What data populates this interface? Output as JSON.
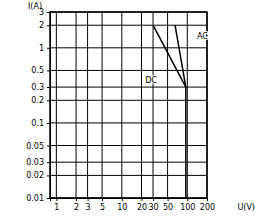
{
  "chart_data": {
    "type": "line",
    "x_label": "U(V)",
    "y_label": "I(A)",
    "log": true,
    "grid": true,
    "xlim": [
      0.8,
      200
    ],
    "xticks": [
      1,
      2,
      3,
      5,
      10,
      20,
      30,
      50,
      100,
      200
    ],
    "ylim": [
      0.01,
      3
    ],
    "yticks": [
      0.01,
      0.02,
      0.03,
      0.05,
      0.1,
      0.2,
      0.3,
      0.5,
      1,
      2,
      3
    ],
    "series": [
      {
        "name": "DC",
        "color": "#000000",
        "x": [
          30,
          95,
          95
        ],
        "values": [
          2,
          0.3,
          0.01
        ]
      },
      {
        "name": "AC",
        "color": "#000000",
        "x": [
          65,
          95
        ],
        "values": [
          2,
          0.3
        ]
      }
    ]
  }
}
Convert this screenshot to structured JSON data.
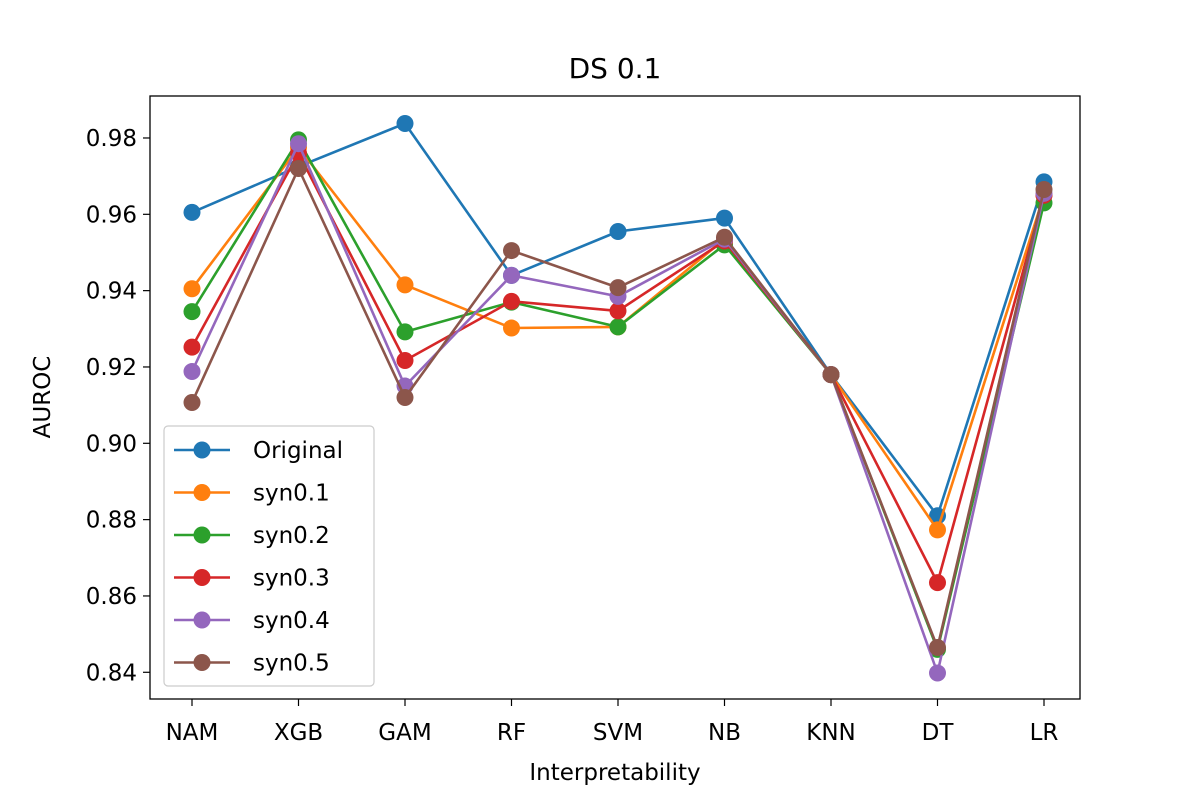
{
  "chart_data": {
    "type": "line",
    "title": "DS 0.1",
    "xlabel": "Interpretability",
    "ylabel": "AUROC",
    "categories": [
      "NAM",
      "XGB",
      "GAM",
      "RF",
      "SVM",
      "NB",
      "KNN",
      "DT",
      "LR"
    ],
    "ylim": [
      0.833,
      0.991
    ],
    "yticks": [
      0.84,
      0.86,
      0.88,
      0.9,
      0.92,
      0.94,
      0.96,
      0.98
    ],
    "ytick_labels": [
      "0.84",
      "0.86",
      "0.88",
      "0.90",
      "0.92",
      "0.94",
      "0.96",
      "0.98"
    ],
    "grid": false,
    "legend_position": "lower-left",
    "series": [
      {
        "name": "Original",
        "color": "#1f77b4",
        "values": [
          0.9605,
          0.9725,
          0.9838,
          0.944,
          0.9555,
          0.959,
          0.918,
          0.881,
          0.9685
        ]
      },
      {
        "name": "syn0.1",
        "color": "#ff7f0e",
        "values": [
          0.9405,
          0.9775,
          0.9415,
          0.9302,
          0.9305,
          0.9535,
          0.918,
          0.8773,
          0.965
        ]
      },
      {
        "name": "syn0.2",
        "color": "#2ca02c",
        "values": [
          0.9345,
          0.9795,
          0.9292,
          0.937,
          0.9305,
          0.952,
          0.918,
          0.846,
          0.963
        ]
      },
      {
        "name": "syn0.3",
        "color": "#d62728",
        "values": [
          0.9252,
          0.976,
          0.9217,
          0.9372,
          0.9347,
          0.953,
          0.918,
          0.8635,
          0.965
        ]
      },
      {
        "name": "syn0.4",
        "color": "#9467bd",
        "values": [
          0.9188,
          0.9785,
          0.915,
          0.944,
          0.9385,
          0.9535,
          0.918,
          0.8398,
          0.9655
        ]
      },
      {
        "name": "syn0.5",
        "color": "#8c564b",
        "values": [
          0.9107,
          0.972,
          0.912,
          0.9505,
          0.9408,
          0.954,
          0.918,
          0.8465,
          0.9665
        ]
      }
    ]
  }
}
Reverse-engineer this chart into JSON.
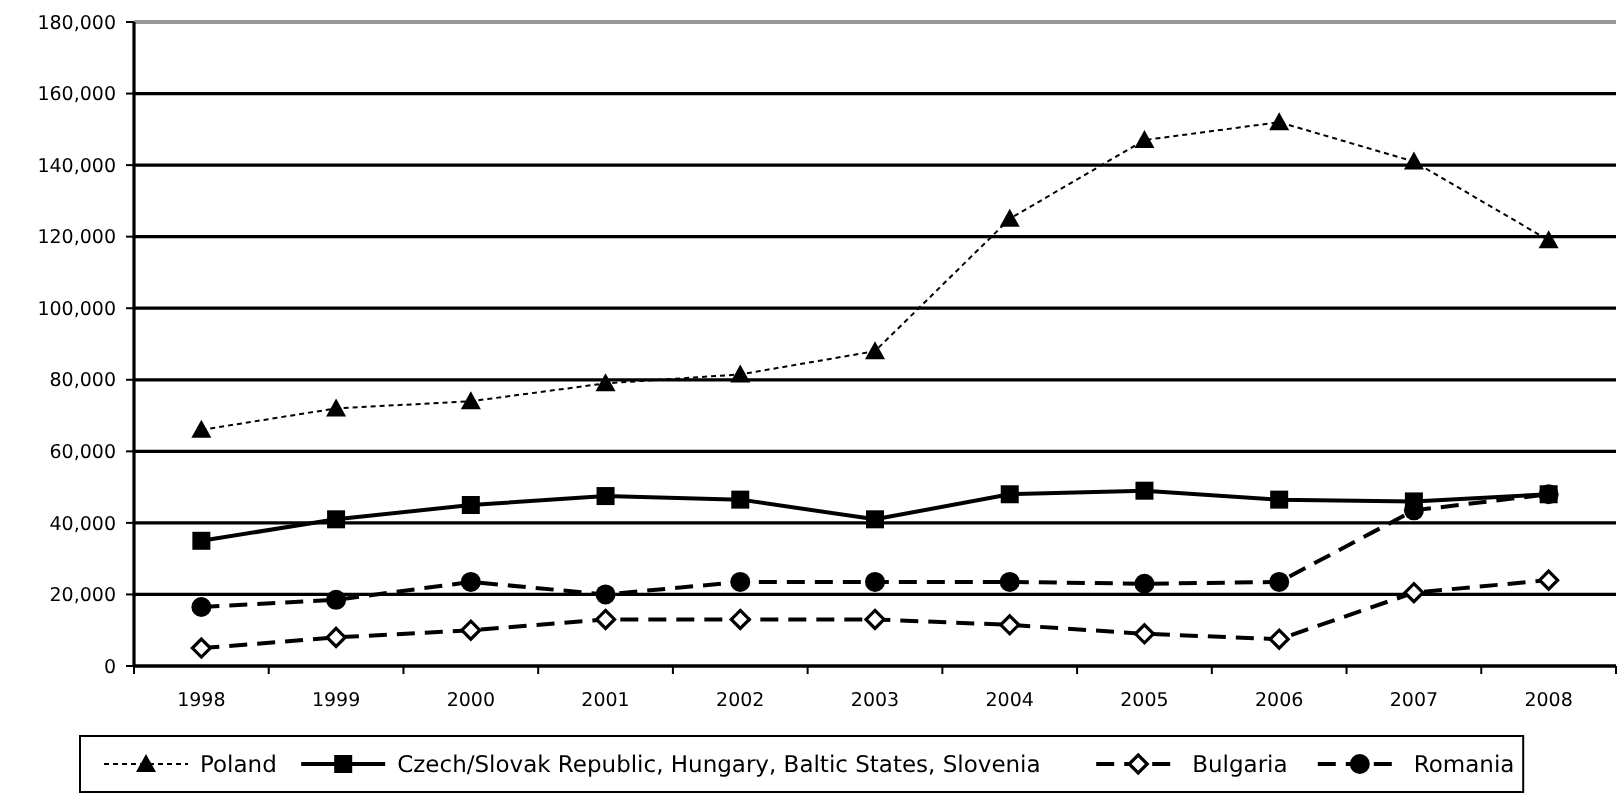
{
  "chart_data": {
    "type": "line",
    "categories": [
      "1998",
      "1999",
      "2000",
      "2001",
      "2002",
      "2003",
      "2004",
      "2005",
      "2006",
      "2007",
      "2008"
    ],
    "ylim": [
      0,
      180000
    ],
    "yticks": [
      {
        "value": 0,
        "label": "0"
      },
      {
        "value": 20000,
        "label": "20,000"
      },
      {
        "value": 40000,
        "label": "40,000"
      },
      {
        "value": 60000,
        "label": "60,000"
      },
      {
        "value": 80000,
        "label": "80,000"
      },
      {
        "value": 100000,
        "label": "100,000"
      },
      {
        "value": 120000,
        "label": "120,000"
      },
      {
        "value": 140000,
        "label": "140,000"
      },
      {
        "value": 160000,
        "label": "160,000"
      },
      {
        "value": 180000,
        "label": "180,000"
      }
    ],
    "grid": "y",
    "legend": "bottom",
    "series": [
      {
        "name": "Poland",
        "color": "#000000",
        "marker": "triangle",
        "line_style": "dotted",
        "values": [
          66000,
          72000,
          74000,
          79000,
          81500,
          88000,
          125000,
          147000,
          152000,
          141000,
          119000
        ]
      },
      {
        "name": "Czech/Slovak Republic, Hungary, Baltic States, Slovenia",
        "color": "#000000",
        "marker": "square",
        "line_style": "solid",
        "values": [
          35000,
          41000,
          45000,
          47500,
          46500,
          41000,
          48000,
          49000,
          46500,
          46000,
          48000
        ]
      },
      {
        "name": "Bulgaria",
        "color": "#000000",
        "marker": "diamond",
        "line_style": "dashed",
        "values": [
          5000,
          8000,
          10000,
          13000,
          13000,
          13000,
          11500,
          9000,
          7500,
          20500,
          24000
        ]
      },
      {
        "name": "Romania",
        "color": "#000000",
        "marker": "circle",
        "line_style": "dashed",
        "values": [
          16500,
          18500,
          23500,
          20000,
          23500,
          23500,
          23500,
          23000,
          23500,
          43500,
          48000
        ]
      }
    ]
  }
}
= = =
» Objective
Pictures are to be left out; repeat all the remaining data exactly.

» Exercise response
What data populates this interface? Output as JSON.
{
  "chart_data": {
    "type": "line",
    "x_label": "U(V)",
    "y_label": "I(A)",
    "log": true,
    "grid": true,
    "xlim": [
      0.8,
      200
    ],
    "xticks": [
      1,
      2,
      3,
      5,
      10,
      20,
      30,
      50,
      100,
      200
    ],
    "ylim": [
      0.01,
      3
    ],
    "yticks": [
      0.01,
      0.02,
      0.03,
      0.05,
      0.1,
      0.2,
      0.3,
      0.5,
      1,
      2,
      3
    ],
    "series": [
      {
        "name": "DC",
        "color": "#000000",
        "x": [
          30,
          95,
          95
        ],
        "values": [
          2,
          0.3,
          0.01
        ]
      },
      {
        "name": "AC",
        "color": "#000000",
        "x": [
          65,
          95
        ],
        "values": [
          2,
          0.3
        ]
      }
    ]
  }
}
Convert this screenshot to structured JSON data.
{
  "chart_data": {
    "type": "line",
    "title": "DS 0.1",
    "xlabel": "Interpretability",
    "ylabel": "AUROC",
    "categories": [
      "NAM",
      "XGB",
      "GAM",
      "RF",
      "SVM",
      "NB",
      "KNN",
      "DT",
      "LR"
    ],
    "ylim": [
      0.833,
      0.991
    ],
    "yticks": [
      0.84,
      0.86,
      0.88,
      0.9,
      0.92,
      0.94,
      0.96,
      0.98
    ],
    "ytick_labels": [
      "0.84",
      "0.86",
      "0.88",
      "0.90",
      "0.92",
      "0.94",
      "0.96",
      "0.98"
    ],
    "grid": false,
    "legend_position": "lower-left",
    "series": [
      {
        "name": "Original",
        "color": "#1f77b4",
        "values": [
          0.9605,
          0.9725,
          0.9838,
          0.944,
          0.9555,
          0.959,
          0.918,
          0.881,
          0.9685
        ]
      },
      {
        "name": "syn0.1",
        "color": "#ff7f0e",
        "values": [
          0.9405,
          0.9775,
          0.9415,
          0.9302,
          0.9305,
          0.9535,
          0.918,
          0.8773,
          0.965
        ]
      },
      {
        "name": "syn0.2",
        "color": "#2ca02c",
        "values": [
          0.9345,
          0.9795,
          0.9292,
          0.937,
          0.9305,
          0.952,
          0.918,
          0.846,
          0.963
        ]
      },
      {
        "name": "syn0.3",
        "color": "#d62728",
        "values": [
          0.9252,
          0.976,
          0.9217,
          0.9372,
          0.9347,
          0.953,
          0.918,
          0.8635,
          0.965
        ]
      },
      {
        "name": "syn0.4",
        "color": "#9467bd",
        "values": [
          0.9188,
          0.9785,
          0.915,
          0.944,
          0.9385,
          0.9535,
          0.918,
          0.8398,
          0.9655
        ]
      },
      {
        "name": "syn0.5",
        "color": "#8c564b",
        "values": [
          0.9107,
          0.972,
          0.912,
          0.9505,
          0.9408,
          0.954,
          0.918,
          0.8465,
          0.9665
        ]
      }
    ]
  }
}
Reverse-engineer this chart into JSON.
{
  "chart_data": {
    "type": "line",
    "categories": [
      "1998",
      "1999",
      "2000",
      "2001",
      "2002",
      "2003",
      "2004",
      "2005",
      "2006",
      "2007",
      "2008"
    ],
    "ylim": [
      0,
      180000
    ],
    "yticks": [
      {
        "value": 0,
        "label": "0"
      },
      {
        "value": 20000,
        "label": "20,000"
      },
      {
        "value": 40000,
        "label": "40,000"
      },
      {
        "value": 60000,
        "label": "60,000"
      },
      {
        "value": 80000,
        "label": "80,000"
      },
      {
        "value": 100000,
        "label": "100,000"
      },
      {
        "value": 120000,
        "label": "120,000"
      },
      {
        "value": 140000,
        "label": "140,000"
      },
      {
        "value": 160000,
        "label": "160,000"
      },
      {
        "value": 180000,
        "label": "180,000"
      }
    ],
    "grid": "y",
    "legend": "bottom",
    "series": [
      {
        "name": "Poland",
        "color": "#000000",
        "marker": "triangle",
        "line_style": "dotted",
        "values": [
          66000,
          72000,
          74000,
          79000,
          81500,
          88000,
          125000,
          147000,
          152000,
          141000,
          119000
        ]
      },
      {
        "name": "Czech/Slovak Republic, Hungary, Baltic States, Slovenia",
        "color": "#000000",
        "marker": "square",
        "line_style": "solid",
        "values": [
          35000,
          41000,
          45000,
          47500,
          46500,
          41000,
          48000,
          49000,
          46500,
          46000,
          48000
        ]
      },
      {
        "name": "Bulgaria",
        "color": "#000000",
        "marker": "diamond",
        "line_style": "dashed",
        "values": [
          5000,
          8000,
          10000,
          13000,
          13000,
          13000,
          11500,
          9000,
          7500,
          20500,
          24000
        ]
      },
      {
        "name": "Romania",
        "color": "#000000",
        "marker": "circle",
        "line_style": "dashed",
        "values": [
          16500,
          18500,
          23500,
          20000,
          23500,
          23500,
          23500,
          23000,
          23500,
          43500,
          48000
        ]
      }
    ]
  }
}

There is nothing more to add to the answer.